What this task involves: What follows is a listing; give it again exactly, in its entirety.

[Start of Information provided]

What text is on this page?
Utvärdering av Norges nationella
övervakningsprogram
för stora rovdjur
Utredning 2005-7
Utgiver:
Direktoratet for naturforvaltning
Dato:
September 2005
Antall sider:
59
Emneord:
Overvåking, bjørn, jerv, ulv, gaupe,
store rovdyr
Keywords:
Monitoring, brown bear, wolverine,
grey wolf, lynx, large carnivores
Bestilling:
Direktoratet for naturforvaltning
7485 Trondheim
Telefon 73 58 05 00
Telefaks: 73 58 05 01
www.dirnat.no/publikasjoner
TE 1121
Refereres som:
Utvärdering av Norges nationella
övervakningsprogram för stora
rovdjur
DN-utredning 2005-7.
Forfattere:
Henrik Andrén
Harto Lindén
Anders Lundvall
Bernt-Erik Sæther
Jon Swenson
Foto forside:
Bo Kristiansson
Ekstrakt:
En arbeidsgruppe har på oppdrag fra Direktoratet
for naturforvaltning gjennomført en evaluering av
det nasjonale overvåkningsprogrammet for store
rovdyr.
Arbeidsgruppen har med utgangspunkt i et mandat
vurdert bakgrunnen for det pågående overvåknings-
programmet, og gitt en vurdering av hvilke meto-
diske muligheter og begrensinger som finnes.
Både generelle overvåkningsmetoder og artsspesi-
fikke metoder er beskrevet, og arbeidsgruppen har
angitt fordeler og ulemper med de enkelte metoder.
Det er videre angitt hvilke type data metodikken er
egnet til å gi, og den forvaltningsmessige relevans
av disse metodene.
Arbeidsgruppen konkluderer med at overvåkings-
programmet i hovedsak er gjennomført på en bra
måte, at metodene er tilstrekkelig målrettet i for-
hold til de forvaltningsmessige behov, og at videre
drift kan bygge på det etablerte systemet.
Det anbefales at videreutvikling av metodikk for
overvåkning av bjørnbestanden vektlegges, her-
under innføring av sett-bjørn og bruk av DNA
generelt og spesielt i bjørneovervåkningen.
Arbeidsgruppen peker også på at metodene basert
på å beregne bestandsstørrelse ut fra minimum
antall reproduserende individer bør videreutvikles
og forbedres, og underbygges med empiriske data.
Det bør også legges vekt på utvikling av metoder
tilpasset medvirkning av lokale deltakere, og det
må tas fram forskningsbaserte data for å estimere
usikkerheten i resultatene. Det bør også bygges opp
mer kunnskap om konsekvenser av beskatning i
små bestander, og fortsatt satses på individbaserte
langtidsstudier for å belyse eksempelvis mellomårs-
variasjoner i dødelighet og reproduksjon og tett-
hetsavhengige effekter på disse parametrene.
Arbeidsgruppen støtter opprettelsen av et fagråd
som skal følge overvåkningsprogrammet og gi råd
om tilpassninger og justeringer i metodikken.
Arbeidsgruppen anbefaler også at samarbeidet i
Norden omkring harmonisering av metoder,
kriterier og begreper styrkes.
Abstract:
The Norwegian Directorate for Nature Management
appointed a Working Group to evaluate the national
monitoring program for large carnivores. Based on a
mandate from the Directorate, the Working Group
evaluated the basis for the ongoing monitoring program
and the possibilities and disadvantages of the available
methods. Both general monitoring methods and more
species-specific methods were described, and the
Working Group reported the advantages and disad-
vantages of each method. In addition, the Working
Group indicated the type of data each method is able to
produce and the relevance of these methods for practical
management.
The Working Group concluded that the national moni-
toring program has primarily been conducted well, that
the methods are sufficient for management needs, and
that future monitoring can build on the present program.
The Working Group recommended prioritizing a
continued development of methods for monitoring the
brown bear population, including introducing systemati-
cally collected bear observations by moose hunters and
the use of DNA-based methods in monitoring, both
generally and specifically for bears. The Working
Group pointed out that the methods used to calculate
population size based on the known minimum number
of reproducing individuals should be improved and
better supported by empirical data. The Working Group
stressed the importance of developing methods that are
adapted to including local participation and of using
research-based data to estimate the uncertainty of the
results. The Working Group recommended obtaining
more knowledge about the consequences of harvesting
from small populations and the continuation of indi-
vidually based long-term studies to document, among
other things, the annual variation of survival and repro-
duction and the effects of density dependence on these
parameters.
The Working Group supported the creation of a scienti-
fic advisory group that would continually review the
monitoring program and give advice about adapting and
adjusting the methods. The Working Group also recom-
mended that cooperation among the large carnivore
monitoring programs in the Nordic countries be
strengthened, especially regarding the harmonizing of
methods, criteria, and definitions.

[End of Information provided]

Result for this task:
What text is on this page?
Utvärdering av Norges nationella
övervakningsprogram
för stora rovdjur
Utredning 2005-7
Utgiver:
Direktoratet for naturforvaltning
Dato:
September 2005
Antall sider:
59
Emneord:
Overvåking, bjørn, jerv, ulv, gaupe,
store rovdyr
Keywords:
Monitoring, brown bear, wolverine,
grey wolf, lynx, large carnivores
Bestilling:
Direktoratet for naturforvaltning
7485 Trondheim
Telefon 73 58 05 00
Telefaks: 73 58 05 01
www.dirnat.no/publikasjoner
TE 1121
Refereres som:
Utvärdering av Norges nationella
övervakningsprogram för stora
rovdjur
DN-utredning 2005-7.
Forfattere:
Henrik Andrén
Harto Lindén
Anders Lundvall
Bernt-Erik Sæther
Jon Swenson
Foto forside:
Bo Kristiansson
Ekstrakt:
En arbeidsgruppe har på oppdrag fra Direktoratet
for naturforvaltning gjennomført en evaluering av
det nasjonale overvåkningsprogrammet for store
rovdyr.
Arbeidsgruppen har med utgangspunkt i et mandat
vurdert bakgrunnen for det pågående overvåknings-
programmet, og gitt en vurdering av hvilke meto-
diske muligheter og begrensinger som finnes.
Både generelle overvåkningsmetoder og artsspesi-
fikke metoder er beskrevet, og arbeidsgruppen har
angitt fordeler og ulemper med de enkelte metoder.
Det er videre angitt hvilke type data metodikken er
egnet til å gi, og den forvaltningsmessige relevans
av disse metodene.
Arbeidsgruppen konkluderer med at overvåkings-
programmet i hovedsak er gjennomført på en bra
måte, at metodene er tilstrekkelig målrettet i for-
hold til de forvaltningsmessige behov, og at videre
drift kan bygge på det etablerte systemet.
Det anbefales at videreutvikling av metodikk for
overvåkning av bjørnbestanden vektlegges, her-
under innføring av sett-bjørn og bruk av DNA
generelt og spesielt i bjørneovervåkningen.
Arbeidsgruppen peker også på at metodene basert
på å beregne bestandsstørrelse ut fra minimum
antall reproduserende individer bør videreutvikles
og forbedres, og underbygges med empiriske data.
Det bør også legges vekt på utvikling av metoder
tilpasset medvirkning av lokale deltakere, og det
må tas fram forskningsbaserte data for å estimere
usikkerheten i resultatene. Det bør også bygges opp
mer kunnskap om konsekvenser av beskatning i
små bestander, og fortsatt satses på individbaserte
langtidsstudier for å belyse eksempelvis mellomårs-
variasjoner i dødelighet og reproduksjon og tett-
hetsavhengige effekter på disse parametrene.
Arbeidsgruppen støtter opprettelsen av et fagråd
som skal følge overvåkningsprogrammet og gi råd
om tilpassninger og justeringer i metodikken.
Arbeidsgruppen anbefaler også at samarbeidet i
Norden omkring harmonisering av metoder,
kriterier og begreper styrkes.
Abstract:
The Norwegian Directorate for Nature Management
appointed a Working Group to evaluate the national
monitoring program for large carnivores. Based on a
mandate from the Directorate, the Working Group
evaluated the basis for the ongoing monitoring program
and the possibilities and disadvantages of the available
methods. Both general monitoring methods and more
species-specific methods were described, and the
Working Group reported the advantages and disad-
vantages of each method. In addition, the Working
Group indicated the type of data each method is able to
produce and the relevance of these methods for practical
management.
The Working Group concluded that the national moni-
toring program has primarily been conducted well, that
the methods are sufficient for management needs, and
that future monitoring can build on the present program.
The Working Group recommended prioritizing a
continued development of methods for monitoring the
brown bear population, including introducing systemati-
cally collected bear observations by moose hunters and
the use of DNA-based methods in monitoring, both
generally and specifically for bears. The Working
Group pointed out that the methods used to calculate
population size based on the known minimum number
of reproducing individuals should be improved and
better supported by empirical data. The Working Group
stressed the importance of developing methods that are
adapted to including local participation and of using
research-based data to estimate the uncertainty of the
results. The Working Group recommended obtaining
more knowledge about the consequences of harvesting
from small populations and the continuation of indi-
vidually based long-term studies to document, among
other things, the annual variation of survival and repro-
duction and the effects of density dependence on these
parameters.
The Working Group supported the creation of a scienti-
fic advisory group that would continually review the
monitoring program and give advice about adapting and
adjusting the methods. The Working Group also recom-
mended that cooperation among the large carnivore
monitoring programs in the Nordic countries be
strengthened, especially regarding the harmonizing of
methods, criteria, and definitions.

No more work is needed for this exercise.